#### [Dataset records]
============================================================
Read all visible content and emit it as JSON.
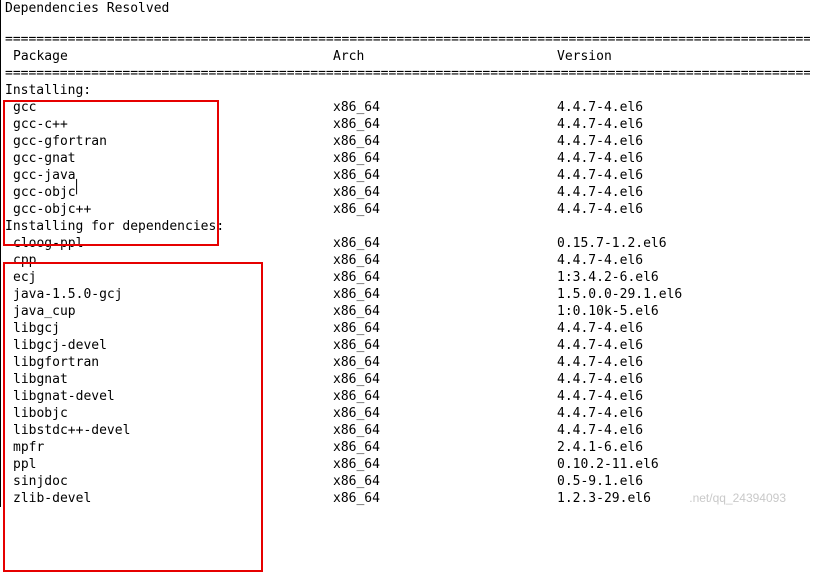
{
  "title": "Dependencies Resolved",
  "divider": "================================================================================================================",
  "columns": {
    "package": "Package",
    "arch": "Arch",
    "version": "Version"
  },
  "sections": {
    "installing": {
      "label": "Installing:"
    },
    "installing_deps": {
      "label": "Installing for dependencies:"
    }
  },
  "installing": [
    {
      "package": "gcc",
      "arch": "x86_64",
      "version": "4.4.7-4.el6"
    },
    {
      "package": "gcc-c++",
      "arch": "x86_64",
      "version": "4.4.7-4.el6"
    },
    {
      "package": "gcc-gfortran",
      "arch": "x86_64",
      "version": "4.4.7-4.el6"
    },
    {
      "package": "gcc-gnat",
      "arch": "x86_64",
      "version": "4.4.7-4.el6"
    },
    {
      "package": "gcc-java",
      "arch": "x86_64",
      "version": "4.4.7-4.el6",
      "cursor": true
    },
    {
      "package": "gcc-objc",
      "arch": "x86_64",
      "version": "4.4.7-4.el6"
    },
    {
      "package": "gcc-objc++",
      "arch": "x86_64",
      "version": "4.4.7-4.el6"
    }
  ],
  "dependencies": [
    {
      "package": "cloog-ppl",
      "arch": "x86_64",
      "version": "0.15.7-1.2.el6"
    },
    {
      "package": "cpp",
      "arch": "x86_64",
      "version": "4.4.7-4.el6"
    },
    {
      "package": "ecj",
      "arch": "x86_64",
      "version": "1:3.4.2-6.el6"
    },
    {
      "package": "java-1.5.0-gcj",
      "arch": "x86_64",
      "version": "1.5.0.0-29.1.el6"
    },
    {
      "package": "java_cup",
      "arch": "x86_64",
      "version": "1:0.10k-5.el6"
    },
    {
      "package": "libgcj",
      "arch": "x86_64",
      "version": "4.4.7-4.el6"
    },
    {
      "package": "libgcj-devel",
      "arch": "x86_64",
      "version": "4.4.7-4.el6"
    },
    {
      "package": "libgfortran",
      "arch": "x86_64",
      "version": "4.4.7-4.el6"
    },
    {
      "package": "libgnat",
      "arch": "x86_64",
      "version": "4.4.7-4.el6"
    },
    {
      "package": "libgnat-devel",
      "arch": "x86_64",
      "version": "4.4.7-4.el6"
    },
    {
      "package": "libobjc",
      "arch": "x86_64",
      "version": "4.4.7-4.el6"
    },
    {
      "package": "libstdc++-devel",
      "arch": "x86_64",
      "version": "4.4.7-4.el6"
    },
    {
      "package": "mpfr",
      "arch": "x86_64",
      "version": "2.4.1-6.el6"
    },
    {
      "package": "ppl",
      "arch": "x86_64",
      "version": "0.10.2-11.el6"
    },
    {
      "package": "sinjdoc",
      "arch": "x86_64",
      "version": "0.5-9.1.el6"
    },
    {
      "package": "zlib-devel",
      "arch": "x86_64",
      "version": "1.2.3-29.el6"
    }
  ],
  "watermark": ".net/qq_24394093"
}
============================================================
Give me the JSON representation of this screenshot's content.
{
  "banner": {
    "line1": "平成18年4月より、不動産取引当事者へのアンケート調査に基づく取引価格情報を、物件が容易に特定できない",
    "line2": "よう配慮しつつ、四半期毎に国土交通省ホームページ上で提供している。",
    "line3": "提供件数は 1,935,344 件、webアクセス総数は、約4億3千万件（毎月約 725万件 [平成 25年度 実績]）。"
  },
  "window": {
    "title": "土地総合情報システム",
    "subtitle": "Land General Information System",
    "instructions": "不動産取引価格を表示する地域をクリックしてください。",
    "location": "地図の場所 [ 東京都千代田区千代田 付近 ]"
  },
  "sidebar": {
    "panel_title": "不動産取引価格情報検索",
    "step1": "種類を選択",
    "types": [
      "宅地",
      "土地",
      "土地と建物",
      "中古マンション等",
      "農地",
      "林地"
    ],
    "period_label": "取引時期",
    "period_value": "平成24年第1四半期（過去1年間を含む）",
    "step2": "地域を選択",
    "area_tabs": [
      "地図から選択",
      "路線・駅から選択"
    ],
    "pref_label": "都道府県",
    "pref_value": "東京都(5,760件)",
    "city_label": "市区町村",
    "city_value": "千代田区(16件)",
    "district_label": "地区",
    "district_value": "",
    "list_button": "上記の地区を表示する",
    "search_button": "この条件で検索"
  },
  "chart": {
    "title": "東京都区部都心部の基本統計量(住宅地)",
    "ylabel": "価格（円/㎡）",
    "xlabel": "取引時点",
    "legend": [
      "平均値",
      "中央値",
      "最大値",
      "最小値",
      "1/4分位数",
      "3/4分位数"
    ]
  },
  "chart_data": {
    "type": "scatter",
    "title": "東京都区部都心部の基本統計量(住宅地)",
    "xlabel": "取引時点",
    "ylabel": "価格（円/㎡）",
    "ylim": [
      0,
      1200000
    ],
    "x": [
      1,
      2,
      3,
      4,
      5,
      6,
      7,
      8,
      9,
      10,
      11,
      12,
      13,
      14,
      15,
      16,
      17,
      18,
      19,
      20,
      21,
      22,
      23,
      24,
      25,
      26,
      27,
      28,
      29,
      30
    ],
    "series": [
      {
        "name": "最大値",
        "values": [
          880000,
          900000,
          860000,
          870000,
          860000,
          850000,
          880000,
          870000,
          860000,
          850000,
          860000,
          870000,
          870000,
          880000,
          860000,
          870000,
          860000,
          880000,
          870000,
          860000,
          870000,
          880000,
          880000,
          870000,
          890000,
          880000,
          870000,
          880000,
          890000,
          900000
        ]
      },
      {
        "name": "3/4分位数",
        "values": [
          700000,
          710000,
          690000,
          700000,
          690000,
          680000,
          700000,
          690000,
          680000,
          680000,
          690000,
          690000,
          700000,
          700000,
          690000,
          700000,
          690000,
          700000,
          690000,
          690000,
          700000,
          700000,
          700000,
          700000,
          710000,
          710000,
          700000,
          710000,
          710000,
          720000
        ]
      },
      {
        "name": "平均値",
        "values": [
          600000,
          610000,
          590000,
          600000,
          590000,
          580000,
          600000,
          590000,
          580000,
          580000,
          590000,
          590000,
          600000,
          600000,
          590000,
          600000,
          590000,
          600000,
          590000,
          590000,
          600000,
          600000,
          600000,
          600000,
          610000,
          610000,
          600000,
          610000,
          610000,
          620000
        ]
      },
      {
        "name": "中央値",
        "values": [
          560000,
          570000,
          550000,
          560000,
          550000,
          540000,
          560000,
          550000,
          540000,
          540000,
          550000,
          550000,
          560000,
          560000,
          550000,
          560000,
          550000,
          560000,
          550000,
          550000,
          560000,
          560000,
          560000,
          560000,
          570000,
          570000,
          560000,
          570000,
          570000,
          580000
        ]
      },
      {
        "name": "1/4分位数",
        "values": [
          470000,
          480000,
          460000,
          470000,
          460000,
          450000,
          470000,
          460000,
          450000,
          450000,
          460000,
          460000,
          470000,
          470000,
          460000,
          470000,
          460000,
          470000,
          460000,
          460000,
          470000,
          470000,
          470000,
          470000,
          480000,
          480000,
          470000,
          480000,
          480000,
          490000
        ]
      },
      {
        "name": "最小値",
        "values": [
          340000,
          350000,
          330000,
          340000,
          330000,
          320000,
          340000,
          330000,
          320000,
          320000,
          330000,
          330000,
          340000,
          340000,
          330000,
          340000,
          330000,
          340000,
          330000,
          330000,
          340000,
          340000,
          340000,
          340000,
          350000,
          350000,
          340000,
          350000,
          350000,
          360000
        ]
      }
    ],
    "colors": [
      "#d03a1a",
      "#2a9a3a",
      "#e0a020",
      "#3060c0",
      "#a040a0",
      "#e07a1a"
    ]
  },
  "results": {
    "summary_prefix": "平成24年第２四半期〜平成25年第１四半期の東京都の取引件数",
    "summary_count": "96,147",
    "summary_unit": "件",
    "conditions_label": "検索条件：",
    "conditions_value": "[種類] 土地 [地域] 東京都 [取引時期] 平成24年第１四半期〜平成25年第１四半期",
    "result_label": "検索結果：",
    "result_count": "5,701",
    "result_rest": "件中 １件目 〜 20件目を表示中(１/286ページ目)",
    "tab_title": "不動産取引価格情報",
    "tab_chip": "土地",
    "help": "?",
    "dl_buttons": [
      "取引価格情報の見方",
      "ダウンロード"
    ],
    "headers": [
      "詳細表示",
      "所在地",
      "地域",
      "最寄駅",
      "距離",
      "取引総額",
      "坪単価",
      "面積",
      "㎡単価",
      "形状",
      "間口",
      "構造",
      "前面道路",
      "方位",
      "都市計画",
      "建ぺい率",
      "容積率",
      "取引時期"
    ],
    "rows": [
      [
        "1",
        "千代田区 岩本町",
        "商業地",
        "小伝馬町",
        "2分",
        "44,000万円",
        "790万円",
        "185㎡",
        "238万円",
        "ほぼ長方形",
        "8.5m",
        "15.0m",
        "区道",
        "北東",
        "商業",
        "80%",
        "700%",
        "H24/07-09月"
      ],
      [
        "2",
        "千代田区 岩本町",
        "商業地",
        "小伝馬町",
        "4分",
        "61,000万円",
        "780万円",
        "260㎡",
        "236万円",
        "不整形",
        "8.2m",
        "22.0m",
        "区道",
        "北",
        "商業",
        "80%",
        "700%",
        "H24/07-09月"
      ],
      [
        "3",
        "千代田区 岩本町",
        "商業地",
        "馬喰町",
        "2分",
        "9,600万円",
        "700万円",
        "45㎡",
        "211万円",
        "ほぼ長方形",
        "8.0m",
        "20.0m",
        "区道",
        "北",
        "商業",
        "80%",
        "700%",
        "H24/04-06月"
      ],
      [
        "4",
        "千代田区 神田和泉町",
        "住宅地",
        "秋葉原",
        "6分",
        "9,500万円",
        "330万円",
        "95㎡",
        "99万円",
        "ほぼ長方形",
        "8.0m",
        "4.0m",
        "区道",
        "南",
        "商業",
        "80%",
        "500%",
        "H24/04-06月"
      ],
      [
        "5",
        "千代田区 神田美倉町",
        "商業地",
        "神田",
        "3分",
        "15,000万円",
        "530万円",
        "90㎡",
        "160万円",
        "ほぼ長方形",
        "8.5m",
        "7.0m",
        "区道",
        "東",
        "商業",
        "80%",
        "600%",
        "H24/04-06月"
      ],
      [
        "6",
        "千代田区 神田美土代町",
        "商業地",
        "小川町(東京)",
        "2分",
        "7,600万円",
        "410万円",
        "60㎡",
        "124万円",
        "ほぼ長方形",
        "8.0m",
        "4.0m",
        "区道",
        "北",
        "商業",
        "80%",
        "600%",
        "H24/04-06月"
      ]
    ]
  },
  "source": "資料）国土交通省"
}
============================================================
#### [GIVEN TASK]
Pick out all the lines with the word "libgcj" in them and copy them.

#### [SOLUTION TO THIS TASK]
      "package": "libgcj",
      "package": "libgcj-devel",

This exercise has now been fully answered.